## Requirement
Set the listing down again exactly, please, apart from its pictures.
__________________________________________________
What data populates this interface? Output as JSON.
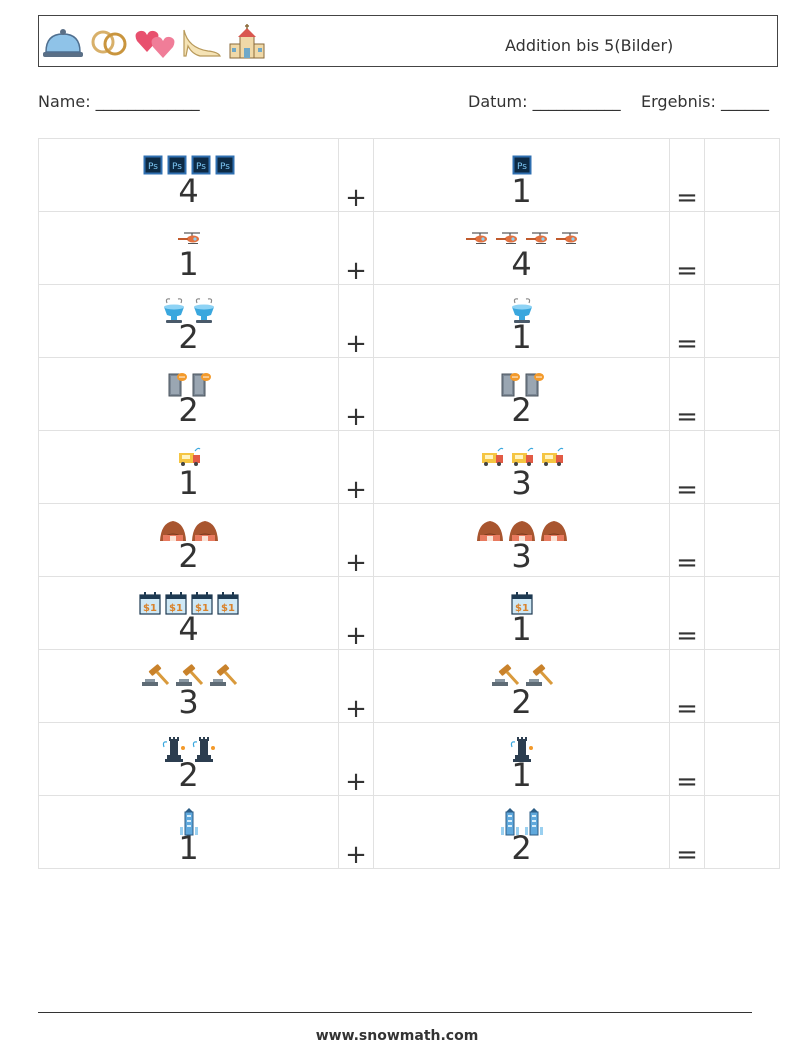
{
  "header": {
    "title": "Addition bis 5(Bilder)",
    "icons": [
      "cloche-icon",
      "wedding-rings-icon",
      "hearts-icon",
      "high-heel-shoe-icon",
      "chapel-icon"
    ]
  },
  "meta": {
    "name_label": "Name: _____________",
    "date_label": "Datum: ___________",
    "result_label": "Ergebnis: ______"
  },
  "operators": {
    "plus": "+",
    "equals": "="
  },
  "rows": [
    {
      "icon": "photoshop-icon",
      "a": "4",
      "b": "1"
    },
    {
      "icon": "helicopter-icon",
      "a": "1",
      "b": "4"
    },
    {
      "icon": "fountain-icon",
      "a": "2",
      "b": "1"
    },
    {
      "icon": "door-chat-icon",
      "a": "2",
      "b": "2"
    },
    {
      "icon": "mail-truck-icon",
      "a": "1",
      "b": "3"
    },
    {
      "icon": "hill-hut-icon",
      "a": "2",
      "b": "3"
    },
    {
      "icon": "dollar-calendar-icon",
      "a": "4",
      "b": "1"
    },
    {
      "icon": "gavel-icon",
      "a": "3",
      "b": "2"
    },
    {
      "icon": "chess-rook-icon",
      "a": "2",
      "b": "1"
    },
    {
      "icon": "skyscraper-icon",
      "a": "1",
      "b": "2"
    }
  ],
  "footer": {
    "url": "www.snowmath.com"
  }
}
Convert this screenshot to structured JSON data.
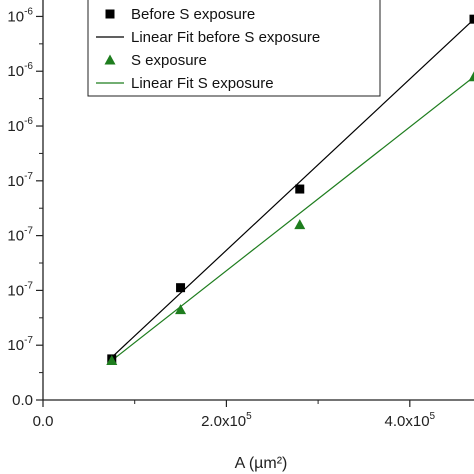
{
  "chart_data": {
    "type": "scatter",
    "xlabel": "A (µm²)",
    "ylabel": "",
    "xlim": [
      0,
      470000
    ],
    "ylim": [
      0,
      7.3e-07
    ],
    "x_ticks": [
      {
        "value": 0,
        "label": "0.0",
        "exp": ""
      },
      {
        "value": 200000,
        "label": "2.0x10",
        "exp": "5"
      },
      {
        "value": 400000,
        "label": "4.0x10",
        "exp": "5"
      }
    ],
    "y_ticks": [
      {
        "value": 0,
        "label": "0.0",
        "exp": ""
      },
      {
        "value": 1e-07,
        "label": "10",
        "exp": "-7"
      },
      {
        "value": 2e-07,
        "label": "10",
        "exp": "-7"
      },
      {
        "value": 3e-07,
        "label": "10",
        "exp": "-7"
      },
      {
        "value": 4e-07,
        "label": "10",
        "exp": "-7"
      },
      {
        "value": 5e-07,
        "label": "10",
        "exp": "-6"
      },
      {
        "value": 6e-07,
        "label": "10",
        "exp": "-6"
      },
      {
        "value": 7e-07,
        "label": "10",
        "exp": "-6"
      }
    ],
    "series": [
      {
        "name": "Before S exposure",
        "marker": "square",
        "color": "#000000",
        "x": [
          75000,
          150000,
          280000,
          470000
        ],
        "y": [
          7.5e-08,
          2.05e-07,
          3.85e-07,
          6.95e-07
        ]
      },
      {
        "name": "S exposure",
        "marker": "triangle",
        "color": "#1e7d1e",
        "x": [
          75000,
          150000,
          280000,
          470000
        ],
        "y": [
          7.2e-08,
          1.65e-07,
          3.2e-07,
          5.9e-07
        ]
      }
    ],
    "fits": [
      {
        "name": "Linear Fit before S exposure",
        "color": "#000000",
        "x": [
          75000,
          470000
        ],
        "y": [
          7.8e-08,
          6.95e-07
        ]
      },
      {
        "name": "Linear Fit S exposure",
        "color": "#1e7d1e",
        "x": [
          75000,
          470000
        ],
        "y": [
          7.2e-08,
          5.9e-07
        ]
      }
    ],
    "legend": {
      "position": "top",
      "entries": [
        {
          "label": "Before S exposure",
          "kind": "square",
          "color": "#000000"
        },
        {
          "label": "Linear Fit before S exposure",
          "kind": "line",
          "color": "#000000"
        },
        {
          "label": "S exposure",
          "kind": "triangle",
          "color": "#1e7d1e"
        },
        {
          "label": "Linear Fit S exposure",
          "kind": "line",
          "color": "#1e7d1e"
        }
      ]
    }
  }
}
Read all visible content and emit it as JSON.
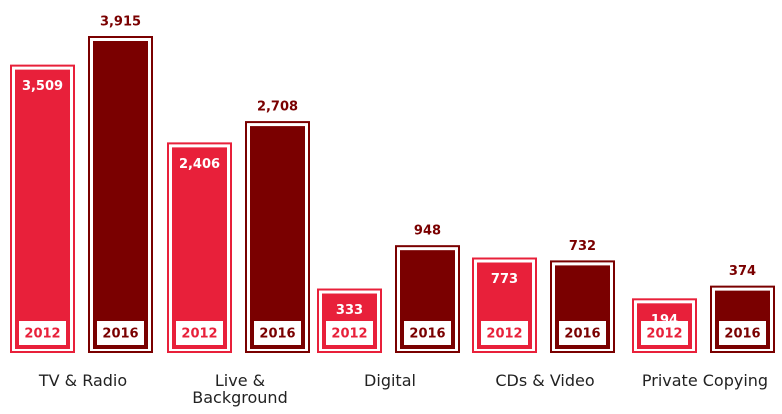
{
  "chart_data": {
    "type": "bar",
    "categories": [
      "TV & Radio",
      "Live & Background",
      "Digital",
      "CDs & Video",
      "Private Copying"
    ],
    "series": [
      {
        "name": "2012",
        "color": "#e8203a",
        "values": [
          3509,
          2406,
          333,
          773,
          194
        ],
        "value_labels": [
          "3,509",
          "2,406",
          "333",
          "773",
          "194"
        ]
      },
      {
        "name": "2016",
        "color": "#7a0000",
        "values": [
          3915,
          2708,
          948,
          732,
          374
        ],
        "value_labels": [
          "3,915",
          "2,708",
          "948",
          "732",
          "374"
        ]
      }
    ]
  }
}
__________________________________________________
## Output for this task
What data populates this interface? Output as JSON.
{
  "header": {
    "title": "Addition bis 5(Bilder)",
    "icons": [
      "cloche-icon",
      "wedding-rings-icon",
      "hearts-icon",
      "high-heel-shoe-icon",
      "chapel-icon"
    ]
  },
  "meta": {
    "name_label": "Name: _____________",
    "date_label": "Datum: ___________",
    "result_label": "Ergebnis: ______"
  },
  "operators": {
    "plus": "+",
    "equals": "="
  },
  "rows": [
    {
      "icon": "photoshop-icon",
      "a": "4",
      "b": "1"
    },
    {
      "icon": "helicopter-icon",
      "a": "1",
      "b": "4"
    },
    {
      "icon": "fountain-icon",
      "a": "2",
      "b": "1"
    },
    {
      "icon": "door-chat-icon",
      "a": "2",
      "b": "2"
    },
    {
      "icon": "mail-truck-icon",
      "a": "1",
      "b": "3"
    },
    {
      "icon": "hill-hut-icon",
      "a": "2",
      "b": "3"
    },
    {
      "icon": "dollar-calendar-icon",
      "a": "4",
      "b": "1"
    },
    {
      "icon": "gavel-icon",
      "a": "3",
      "b": "2"
    },
    {
      "icon": "chess-rook-icon",
      "a": "2",
      "b": "1"
    },
    {
      "icon": "skyscraper-icon",
      "a": "1",
      "b": "2"
    }
  ],
  "footer": {
    "url": "www.snowmath.com"
  }
}
Convert this screenshot to structured JSON data.
{
  "chart_data": {
    "type": "scatter",
    "xlabel": "A (µm²)",
    "ylabel": "",
    "xlim": [
      0,
      470000
    ],
    "ylim": [
      0,
      7.3e-07
    ],
    "x_ticks": [
      {
        "value": 0,
        "label": "0.0",
        "exp": ""
      },
      {
        "value": 200000,
        "label": "2.0x10",
        "exp": "5"
      },
      {
        "value": 400000,
        "label": "4.0x10",
        "exp": "5"
      }
    ],
    "y_ticks": [
      {
        "value": 0,
        "label": "0.0",
        "exp": ""
      },
      {
        "value": 1e-07,
        "label": "10",
        "exp": "-7"
      },
      {
        "value": 2e-07,
        "label": "10",
        "exp": "-7"
      },
      {
        "value": 3e-07,
        "label": "10",
        "exp": "-7"
      },
      {
        "value": 4e-07,
        "label": "10",
        "exp": "-7"
      },
      {
        "value": 5e-07,
        "label": "10",
        "exp": "-6"
      },
      {
        "value": 6e-07,
        "label": "10",
        "exp": "-6"
      },
      {
        "value": 7e-07,
        "label": "10",
        "exp": "-6"
      }
    ],
    "series": [
      {
        "name": "Before S exposure",
        "marker": "square",
        "color": "#000000",
        "x": [
          75000,
          150000,
          280000,
          470000
        ],
        "y": [
          7.5e-08,
          2.05e-07,
          3.85e-07,
          6.95e-07
        ]
      },
      {
        "name": "S exposure",
        "marker": "triangle",
        "color": "#1e7d1e",
        "x": [
          75000,
          150000,
          280000,
          470000
        ],
        "y": [
          7.2e-08,
          1.65e-07,
          3.2e-07,
          5.9e-07
        ]
      }
    ],
    "fits": [
      {
        "name": "Linear Fit before S exposure",
        "color": "#000000",
        "x": [
          75000,
          470000
        ],
        "y": [
          7.8e-08,
          6.95e-07
        ]
      },
      {
        "name": "Linear Fit S exposure",
        "color": "#1e7d1e",
        "x": [
          75000,
          470000
        ],
        "y": [
          7.2e-08,
          5.9e-07
        ]
      }
    ],
    "legend": {
      "position": "top",
      "entries": [
        {
          "label": "Before S exposure",
          "kind": "square",
          "color": "#000000"
        },
        {
          "label": "Linear Fit before S exposure",
          "kind": "line",
          "color": "#000000"
        },
        {
          "label": "S exposure",
          "kind": "triangle",
          "color": "#1e7d1e"
        },
        {
          "label": "Linear Fit S exposure",
          "kind": "line",
          "color": "#1e7d1e"
        }
      ]
    }
  }
}
Read all visible content and emit it as JSON.
{
  "chart_data": {
    "type": "bar",
    "categories": [
      "TV & Radio",
      "Live & Background",
      "Digital",
      "CDs & Video",
      "Private Copying"
    ],
    "series": [
      {
        "name": "2012",
        "color": "#e8203a",
        "values": [
          3509,
          2406,
          333,
          773,
          194
        ],
        "value_labels": [
          "3,509",
          "2,406",
          "333",
          "773",
          "194"
        ]
      },
      {
        "name": "2016",
        "color": "#7a0000",
        "values": [
          3915,
          2708,
          948,
          732,
          374
        ],
        "value_labels": [
          "3,915",
          "2,708",
          "948",
          "732",
          "374"
        ]
      }
    ]
  }
}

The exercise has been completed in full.